### Aim of the exercise:
In full and without deviation, write out the entries that follow.

### Records for this task:

========

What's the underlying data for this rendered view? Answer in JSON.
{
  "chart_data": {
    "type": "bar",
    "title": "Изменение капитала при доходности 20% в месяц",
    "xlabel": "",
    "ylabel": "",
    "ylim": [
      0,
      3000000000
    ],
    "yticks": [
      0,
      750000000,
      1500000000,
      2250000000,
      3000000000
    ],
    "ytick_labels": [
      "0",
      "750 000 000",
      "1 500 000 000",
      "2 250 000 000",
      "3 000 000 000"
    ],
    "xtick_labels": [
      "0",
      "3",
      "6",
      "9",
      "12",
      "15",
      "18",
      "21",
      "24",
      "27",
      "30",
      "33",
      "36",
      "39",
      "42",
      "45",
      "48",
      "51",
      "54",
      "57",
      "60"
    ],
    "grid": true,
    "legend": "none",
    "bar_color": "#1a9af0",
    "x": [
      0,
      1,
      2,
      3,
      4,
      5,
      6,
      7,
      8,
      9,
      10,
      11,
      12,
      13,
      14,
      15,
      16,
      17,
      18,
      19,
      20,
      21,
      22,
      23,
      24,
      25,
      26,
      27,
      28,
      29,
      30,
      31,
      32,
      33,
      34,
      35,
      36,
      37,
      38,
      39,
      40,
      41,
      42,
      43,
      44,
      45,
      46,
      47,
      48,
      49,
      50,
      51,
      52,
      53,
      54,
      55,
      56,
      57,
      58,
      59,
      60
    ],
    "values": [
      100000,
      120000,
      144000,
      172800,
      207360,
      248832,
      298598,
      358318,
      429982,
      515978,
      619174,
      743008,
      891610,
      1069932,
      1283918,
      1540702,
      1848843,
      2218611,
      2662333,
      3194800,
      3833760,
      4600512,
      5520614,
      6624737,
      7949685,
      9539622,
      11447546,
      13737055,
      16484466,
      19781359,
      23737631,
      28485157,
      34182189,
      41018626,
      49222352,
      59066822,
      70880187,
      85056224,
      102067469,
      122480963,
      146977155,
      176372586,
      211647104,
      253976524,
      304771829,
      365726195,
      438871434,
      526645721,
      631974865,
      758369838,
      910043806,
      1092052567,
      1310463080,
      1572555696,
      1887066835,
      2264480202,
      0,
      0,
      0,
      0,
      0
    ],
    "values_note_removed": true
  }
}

========

### Finished exercise:
What's the underlying data for this rendered view? Answer in JSON.
{
  "chart_data": {
    "type": "bar",
    "title": "Изменение капитала при доходности 20% в месяц",
    "xlabel": "",
    "ylabel": "",
    "ylim": [
      0,
      3000000000
    ],
    "yticks": [
      0,
      750000000,
      1500000000,
      2250000000,
      3000000000
    ],
    "ytick_labels": [
      "0",
      "750 000 000",
      "1 500 000 000",
      "2 250 000 000",
      "3 000 000 000"
    ],
    "xtick_labels": [
      "0",
      "3",
      "6",
      "9",
      "12",
      "15",
      "18",
      "21",
      "24",
      "27",
      "30",
      "33",
      "36",
      "39",
      "42",
      "45",
      "48",
      "51",
      "54",
      "57",
      "60"
    ],
    "grid": true,
    "legend": "none",
    "bar_color": "#1a9af0",
    "x": [
      0,
      1,
      2,
      3,
      4,
      5,
      6,
      7,
      8,
      9,
      10,
      11,
      12,
      13,
      14,
      15,
      16,
      17,
      18,
      19,
      20,
      21,
      22,
      23,
      24,
      25,
      26,
      27,
      28,
      29,
      30,
      31,
      32,
      33,
      34,
      35,
      36,
      37,
      38,
      39,
      40,
      41,
      42,
      43,
      44,
      45,
      46,
      47,
      48,
      49,
      50,
      51,
      52,
      53,
      54,
      55,
      56,
      57,
      58,
      59,
      60
    ],
    "values": [
      100000,
      120000,
      144000,
      172800,
      207360,
      248832,
      298598,
      358318,
      429982,
      515978,
      619174,
      743008,
      891610,
      1069932,
      1283918,
      1540702,
      1848843,
      2218611,
      2662333,
      3194800,
      3833760,
      4600512,
      5520614,
      6624737,
      7949685,
      9539622,
      11447546,
      13737055,
      16484466,
      19781359,
      23737631,
      28485157,
      34182189,
      41018626,
      49222352,
      59066822,
      70880187,
      85056224,
      102067469,
      122480963,
      146977155,
      176372586,
      211647104,
      253976524,
      304771829,
      365726195,
      438871434,
      526645721,
      631974865,
      758369838,
      910043806,
      1092052567,
      1310463080,
      1572555696,
      1887066835,
      2264480202,
      0,
      0,
      0,
      0,
      0
    ],
    "values_note_removed": true
  }
}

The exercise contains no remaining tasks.